_Information provided_
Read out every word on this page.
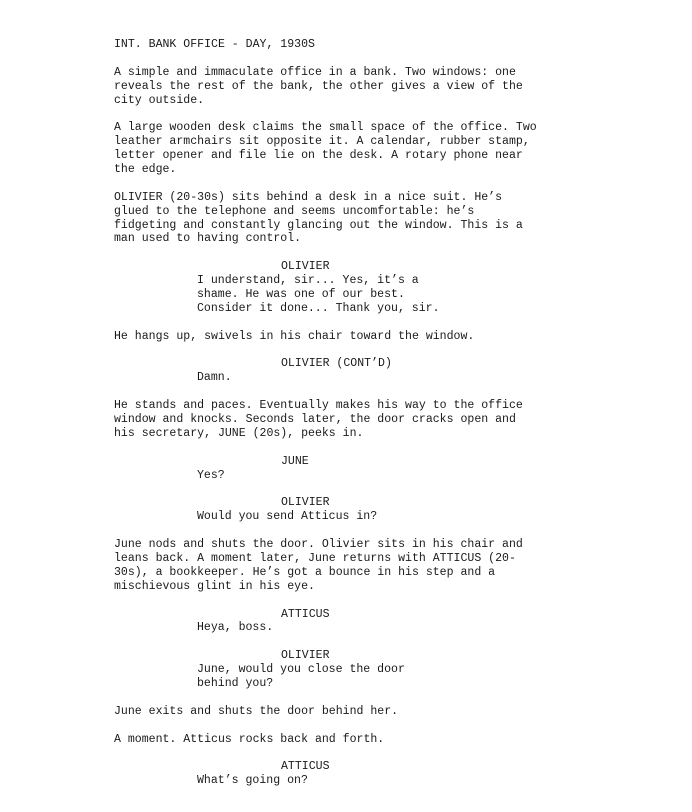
INT. BANK OFFICE - DAY, 1930S
A simple and immaculate office in a bank. Two windows: one
reveals the rest of the bank, the other gives a view of the
city outside.
A large wooden desk claims the small space of the office. Two
leather armchairs sit opposite it. A calendar, rubber stamp,
letter opener and file lie on the desk. A rotary phone near
the edge.
OLIVIER (20-30s) sits behind a desk in a nice suit. He’s
glued to the telephone and seems uncomfortable: he’s
fidgeting and constantly glancing out the window. This is a
man used to having control.
OLIVIER
I understand, sir... Yes, it’s a
shame. He was one of our best.
Consider it done... Thank you, sir.
He hangs up, swivels in his chair toward the window.
OLIVIER (CONT’D)
Damn.
He stands and paces. Eventually makes his way to the office
window and knocks. Seconds later, the door cracks open and
his secretary, JUNE (20s), peeks in.
JUNE
Yes?
OLIVIER
Would you send Atticus in?
June nods and shuts the door. Olivier sits in his chair and
leans back. A moment later, June returns with ATTICUS (20-
30s), a bookkeeper. He’s got a bounce in his step and a
mischievous glint in his eye.
ATTICUS
Heya, boss.
OLIVIER
June, would you close the door
behind you?
June exits and shuts the door behind her.
A moment. Atticus rocks back and forth.
ATTICUS
What’s going on?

_Your task_
Report how many lines of the listing hold the string "back", giving only the number.

_Finished answer_
2